** start of The data **
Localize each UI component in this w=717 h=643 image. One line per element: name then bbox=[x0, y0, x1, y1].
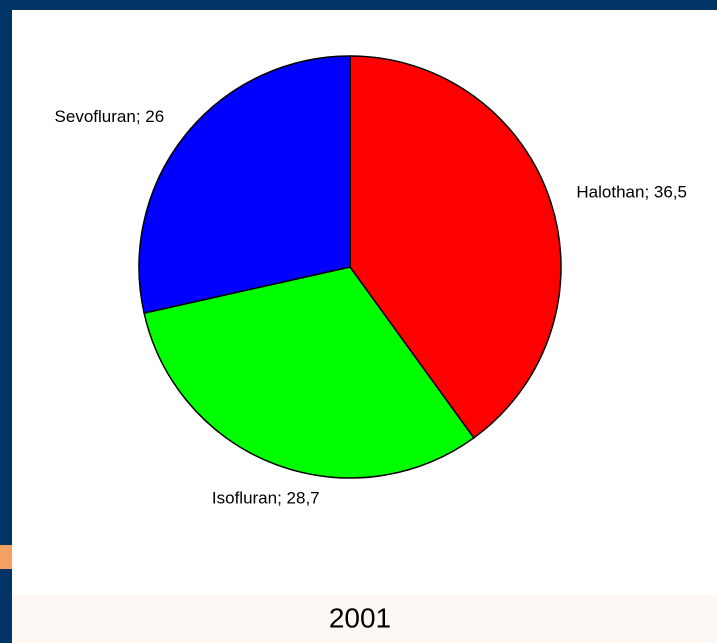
chart-title: 2001 bbox=[329, 602, 391, 633]
slice-label: Isofluran; 28,7 bbox=[212, 489, 320, 508]
accent bbox=[0, 545, 12, 569]
value-label: 26 bbox=[145, 108, 164, 127]
footer-panel bbox=[12, 595, 717, 643]
pie-slice bbox=[143, 266, 475, 479]
value-label: 36,5 bbox=[654, 183, 687, 202]
pie-slice bbox=[138, 55, 351, 315]
category-label: Halothan bbox=[576, 183, 644, 202]
separator: ; bbox=[277, 489, 286, 508]
slice-label: Sevofluran; 26 bbox=[55, 108, 165, 127]
slice-label: Halothan; 36,5 bbox=[576, 183, 687, 202]
separator: ; bbox=[136, 108, 145, 127]
value-label: 28,7 bbox=[287, 489, 320, 508]
separator: ; bbox=[644, 183, 653, 202]
pie-slice bbox=[349, 55, 562, 439]
category-label: Sevofluran bbox=[55, 108, 136, 127]
category-label: Isofluran bbox=[212, 489, 277, 508]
** end of The data **
**Task objective**
Copy the lines of the records verbatim, starting at the line that contains "chart-title: 2001 bbox=[329, 602, 391, 633]" and continuing through the end of the records.

**Expected output**
chart-title: 2001 bbox=[329, 602, 391, 633]
slice-label: Isofluran; 28,7 bbox=[212, 489, 320, 508]
accent bbox=[0, 545, 12, 569]
value-label: 26 bbox=[145, 108, 164, 127]
footer-panel bbox=[12, 595, 717, 643]
pie-slice bbox=[143, 266, 475, 479]
value-label: 36,5 bbox=[654, 183, 687, 202]
pie-slice bbox=[138, 55, 351, 315]
category-label: Halothan bbox=[576, 183, 644, 202]
separator: ; bbox=[277, 489, 286, 508]
slice-label: Sevofluran; 26 bbox=[55, 108, 165, 127]
slice-label: Halothan; 36,5 bbox=[576, 183, 687, 202]
separator: ; bbox=[136, 108, 145, 127]
value-label: 28,7 bbox=[287, 489, 320, 508]
separator: ; bbox=[644, 183, 653, 202]
pie-slice bbox=[349, 55, 562, 439]
category-label: Sevofluran bbox=[55, 108, 136, 127]
category-label: Isofluran bbox=[212, 489, 277, 508]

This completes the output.